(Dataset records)
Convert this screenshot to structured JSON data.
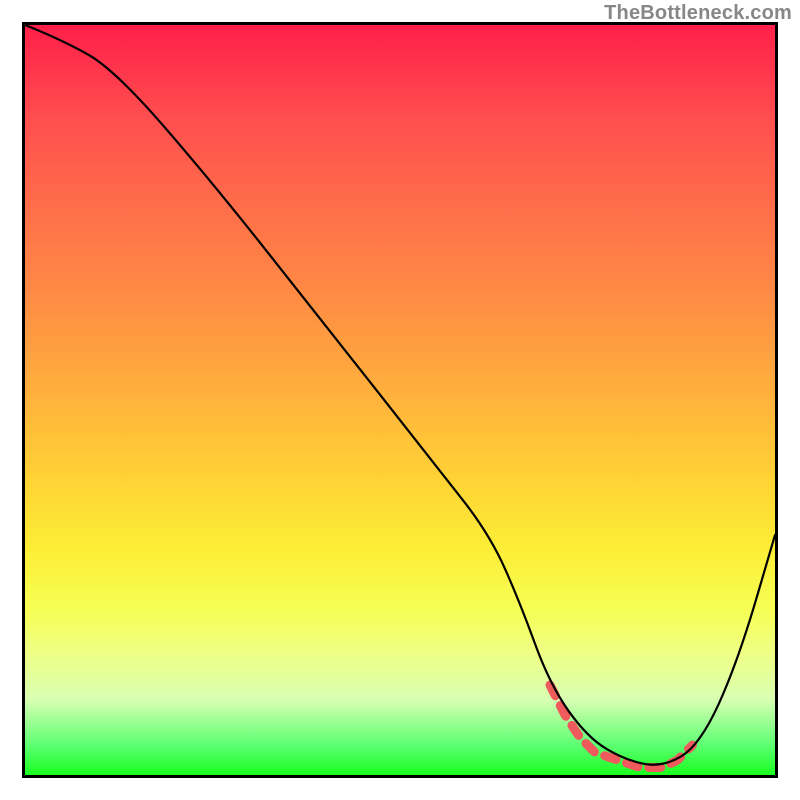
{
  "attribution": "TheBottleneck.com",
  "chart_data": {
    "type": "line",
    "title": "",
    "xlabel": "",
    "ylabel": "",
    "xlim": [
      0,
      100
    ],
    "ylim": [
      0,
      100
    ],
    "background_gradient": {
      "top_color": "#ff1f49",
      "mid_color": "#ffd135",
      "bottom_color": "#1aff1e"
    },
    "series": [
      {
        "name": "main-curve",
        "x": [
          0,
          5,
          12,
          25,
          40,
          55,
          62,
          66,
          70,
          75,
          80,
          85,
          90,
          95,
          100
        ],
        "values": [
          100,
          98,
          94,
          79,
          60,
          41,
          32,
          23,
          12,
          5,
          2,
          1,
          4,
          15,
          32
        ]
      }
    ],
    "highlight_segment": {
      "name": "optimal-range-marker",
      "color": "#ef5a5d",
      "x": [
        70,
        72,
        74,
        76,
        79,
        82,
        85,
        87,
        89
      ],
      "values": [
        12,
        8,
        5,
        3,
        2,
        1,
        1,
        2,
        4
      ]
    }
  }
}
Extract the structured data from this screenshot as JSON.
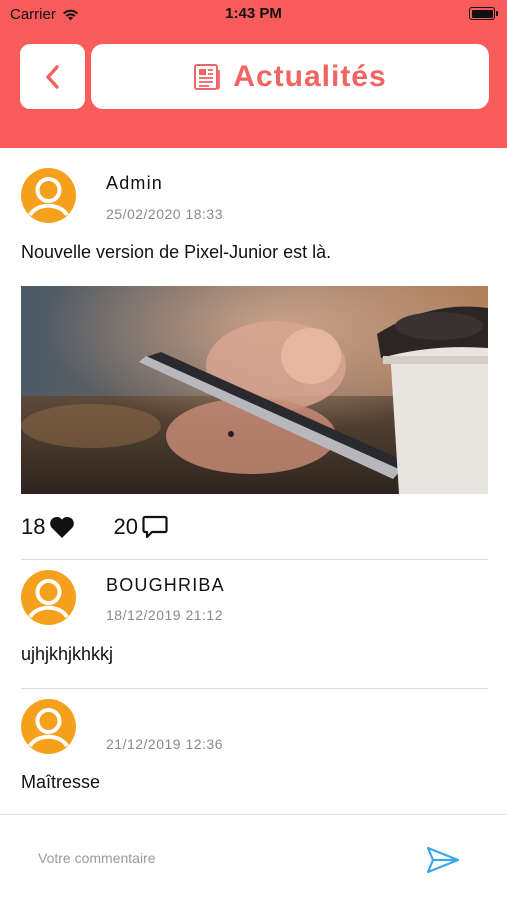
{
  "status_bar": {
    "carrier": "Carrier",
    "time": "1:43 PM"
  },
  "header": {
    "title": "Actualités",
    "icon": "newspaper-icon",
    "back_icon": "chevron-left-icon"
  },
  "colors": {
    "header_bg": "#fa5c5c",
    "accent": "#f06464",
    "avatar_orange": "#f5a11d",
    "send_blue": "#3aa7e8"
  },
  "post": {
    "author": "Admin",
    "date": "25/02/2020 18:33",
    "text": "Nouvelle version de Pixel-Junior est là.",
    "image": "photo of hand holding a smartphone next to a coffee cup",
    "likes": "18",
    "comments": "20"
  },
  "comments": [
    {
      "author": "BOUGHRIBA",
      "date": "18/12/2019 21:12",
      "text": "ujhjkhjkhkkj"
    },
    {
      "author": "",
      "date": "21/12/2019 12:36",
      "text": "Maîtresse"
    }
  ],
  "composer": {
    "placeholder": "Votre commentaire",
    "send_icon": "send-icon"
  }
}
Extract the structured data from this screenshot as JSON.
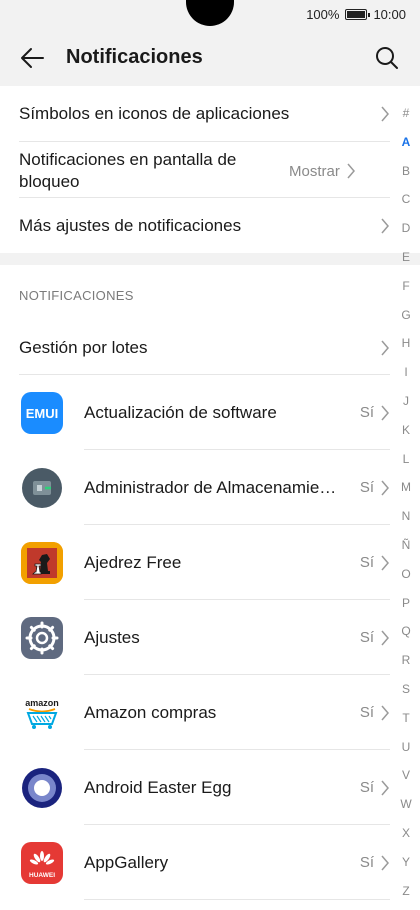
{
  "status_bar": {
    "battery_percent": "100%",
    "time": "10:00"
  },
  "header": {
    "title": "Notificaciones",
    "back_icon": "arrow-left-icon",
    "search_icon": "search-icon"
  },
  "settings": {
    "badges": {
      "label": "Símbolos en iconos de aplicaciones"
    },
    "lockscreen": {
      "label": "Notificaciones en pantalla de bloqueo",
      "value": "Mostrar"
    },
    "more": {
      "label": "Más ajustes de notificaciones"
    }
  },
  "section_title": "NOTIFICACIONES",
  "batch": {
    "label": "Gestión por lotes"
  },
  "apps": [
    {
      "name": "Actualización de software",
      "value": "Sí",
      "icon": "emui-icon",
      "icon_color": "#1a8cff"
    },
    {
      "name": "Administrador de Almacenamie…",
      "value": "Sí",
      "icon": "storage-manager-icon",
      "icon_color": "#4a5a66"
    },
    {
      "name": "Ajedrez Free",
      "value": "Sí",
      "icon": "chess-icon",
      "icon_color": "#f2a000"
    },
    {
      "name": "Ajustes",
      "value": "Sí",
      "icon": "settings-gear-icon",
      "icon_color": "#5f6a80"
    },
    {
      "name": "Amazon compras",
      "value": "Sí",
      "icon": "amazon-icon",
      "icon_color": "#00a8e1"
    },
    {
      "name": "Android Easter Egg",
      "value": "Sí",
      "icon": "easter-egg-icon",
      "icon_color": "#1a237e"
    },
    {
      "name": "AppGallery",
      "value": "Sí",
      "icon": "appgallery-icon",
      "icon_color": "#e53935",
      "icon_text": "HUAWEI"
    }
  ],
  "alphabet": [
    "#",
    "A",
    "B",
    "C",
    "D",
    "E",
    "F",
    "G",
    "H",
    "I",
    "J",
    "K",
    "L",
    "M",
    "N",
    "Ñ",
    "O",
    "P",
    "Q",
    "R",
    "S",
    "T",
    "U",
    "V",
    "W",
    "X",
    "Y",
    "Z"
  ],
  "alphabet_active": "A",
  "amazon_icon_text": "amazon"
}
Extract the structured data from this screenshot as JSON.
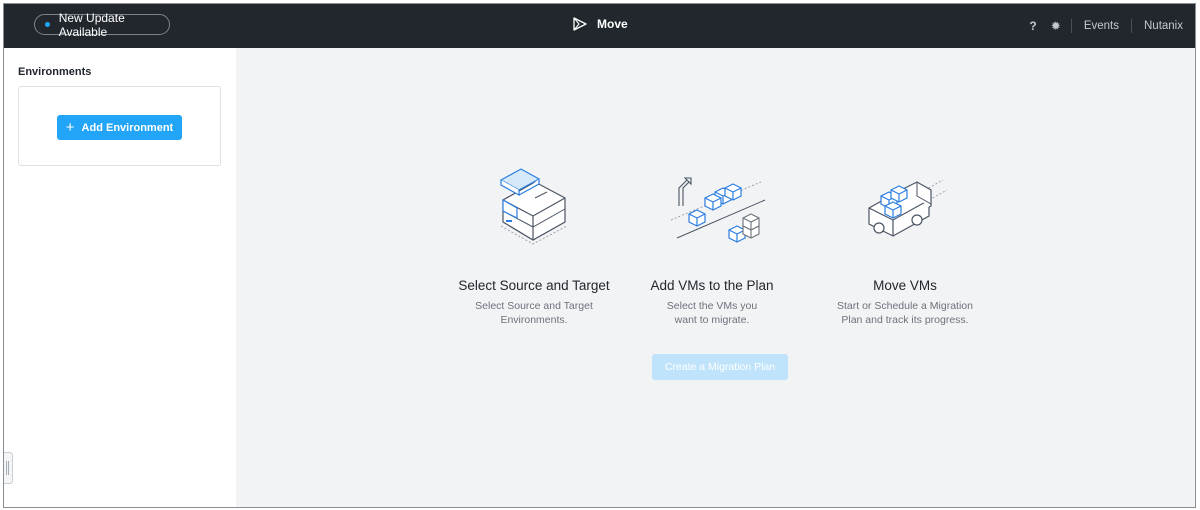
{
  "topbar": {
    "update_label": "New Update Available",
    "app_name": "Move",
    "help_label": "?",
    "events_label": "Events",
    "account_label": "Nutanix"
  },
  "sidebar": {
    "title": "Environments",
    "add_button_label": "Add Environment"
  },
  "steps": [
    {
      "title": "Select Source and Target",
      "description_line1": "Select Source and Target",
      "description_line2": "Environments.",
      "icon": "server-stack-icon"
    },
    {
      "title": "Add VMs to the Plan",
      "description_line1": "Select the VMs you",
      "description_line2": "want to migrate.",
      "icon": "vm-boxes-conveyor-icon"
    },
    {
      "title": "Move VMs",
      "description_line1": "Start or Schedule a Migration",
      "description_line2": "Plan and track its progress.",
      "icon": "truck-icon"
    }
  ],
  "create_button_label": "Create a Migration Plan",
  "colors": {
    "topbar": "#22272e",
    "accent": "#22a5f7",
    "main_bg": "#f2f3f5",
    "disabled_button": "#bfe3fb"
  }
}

■ WHAT TO PRODUCE
All records must be output exactly as they are, except for the pictures, which are left out.

■ RESPONSE BELOW
Convert this screenshot to structured JSON data.
{
  "attribution": "TheBottleneck.com",
  "chart_data": {
    "type": "line",
    "title": "",
    "xlabel": "",
    "ylabel": "",
    "xlim": [
      0,
      100
    ],
    "ylim": [
      0,
      100
    ],
    "background_gradient": {
      "top_color": "#ff1f49",
      "mid_color": "#ffd135",
      "bottom_color": "#1aff1e"
    },
    "series": [
      {
        "name": "main-curve",
        "x": [
          0,
          5,
          12,
          25,
          40,
          55,
          62,
          66,
          70,
          75,
          80,
          85,
          90,
          95,
          100
        ],
        "values": [
          100,
          98,
          94,
          79,
          60,
          41,
          32,
          23,
          12,
          5,
          2,
          1,
          4,
          15,
          32
        ]
      }
    ],
    "highlight_segment": {
      "name": "optimal-range-marker",
      "color": "#ef5a5d",
      "x": [
        70,
        72,
        74,
        76,
        79,
        82,
        85,
        87,
        89
      ],
      "values": [
        12,
        8,
        5,
        3,
        2,
        1,
        1,
        2,
        4
      ]
    }
  }
}
Extract the structured data from this screenshot as JSON.
{
  "status_bar": {
    "carrier": "Carrier",
    "time": "1:43 PM"
  },
  "header": {
    "title": "Actualités",
    "icon": "newspaper-icon",
    "back_icon": "chevron-left-icon"
  },
  "colors": {
    "header_bg": "#fa5c5c",
    "accent": "#f06464",
    "avatar_orange": "#f5a11d",
    "send_blue": "#3aa7e8"
  },
  "post": {
    "author": "Admin",
    "date": "25/02/2020 18:33",
    "text": "Nouvelle version de Pixel-Junior est là.",
    "image": "photo of hand holding a smartphone next to a coffee cup",
    "likes": "18",
    "comments": "20"
  },
  "comments": [
    {
      "author": "BOUGHRIBA",
      "date": "18/12/2019 21:12",
      "text": "ujhjkhjkhkkj"
    },
    {
      "author": "",
      "date": "21/12/2019 12:36",
      "text": "Maîtresse"
    }
  ],
  "composer": {
    "placeholder": "Votre commentaire",
    "send_icon": "send-icon"
  }
}
Extract the structured data from this screenshot as JSON.
{
  "status_bar": {
    "battery_percent": "100%",
    "time": "10:00"
  },
  "header": {
    "title": "Notificaciones",
    "back_icon": "arrow-left-icon",
    "search_icon": "search-icon"
  },
  "settings": {
    "badges": {
      "label": "Símbolos en iconos de aplicaciones"
    },
    "lockscreen": {
      "label": "Notificaciones en pantalla de bloqueo",
      "value": "Mostrar"
    },
    "more": {
      "label": "Más ajustes de notificaciones"
    }
  },
  "section_title": "NOTIFICACIONES",
  "batch": {
    "label": "Gestión por lotes"
  },
  "apps": [
    {
      "name": "Actualización de software",
      "value": "Sí",
      "icon": "emui-icon",
      "icon_color": "#1a8cff"
    },
    {
      "name": "Administrador de Almacenamie…",
      "value": "Sí",
      "icon": "storage-manager-icon",
      "icon_color": "#4a5a66"
    },
    {
      "name": "Ajedrez Free",
      "value": "Sí",
      "icon": "chess-icon",
      "icon_color": "#f2a000"
    },
    {
      "name": "Ajustes",
      "value": "Sí",
      "icon": "settings-gear-icon",
      "icon_color": "#5f6a80"
    },
    {
      "name": "Amazon compras",
      "value": "Sí",
      "icon": "amazon-icon",
      "icon_color": "#00a8e1"
    },
    {
      "name": "Android Easter Egg",
      "value": "Sí",
      "icon": "easter-egg-icon",
      "icon_color": "#1a237e"
    },
    {
      "name": "AppGallery",
      "value": "Sí",
      "icon": "appgallery-icon",
      "icon_color": "#e53935",
      "icon_text": "HUAWEI"
    }
  ],
  "alphabet": [
    "#",
    "A",
    "B",
    "C",
    "D",
    "E",
    "F",
    "G",
    "H",
    "I",
    "J",
    "K",
    "L",
    "M",
    "N",
    "Ñ",
    "O",
    "P",
    "Q",
    "R",
    "S",
    "T",
    "U",
    "V",
    "W",
    "X",
    "Y",
    "Z"
  ],
  "alphabet_active": "A",
  "amazon_icon_text": "amazon"
}
Extract the structured data from this screenshot as JSON.
{
  "topbar": {
    "update_label": "New Update Available",
    "app_name": "Move",
    "help_label": "?",
    "events_label": "Events",
    "account_label": "Nutanix"
  },
  "sidebar": {
    "title": "Environments",
    "add_button_label": "Add Environment"
  },
  "steps": [
    {
      "title": "Select Source and Target",
      "description_line1": "Select Source and Target",
      "description_line2": "Environments.",
      "icon": "server-stack-icon"
    },
    {
      "title": "Add VMs to the Plan",
      "description_line1": "Select the VMs you",
      "description_line2": "want to migrate.",
      "icon": "vm-boxes-conveyor-icon"
    },
    {
      "title": "Move VMs",
      "description_line1": "Start or Schedule a Migration",
      "description_line2": "Plan and track its progress.",
      "icon": "truck-icon"
    }
  ],
  "create_button_label": "Create a Migration Plan",
  "colors": {
    "topbar": "#22272e",
    "accent": "#22a5f7",
    "main_bg": "#f2f3f5",
    "disabled_button": "#bfe3fb"
  }
}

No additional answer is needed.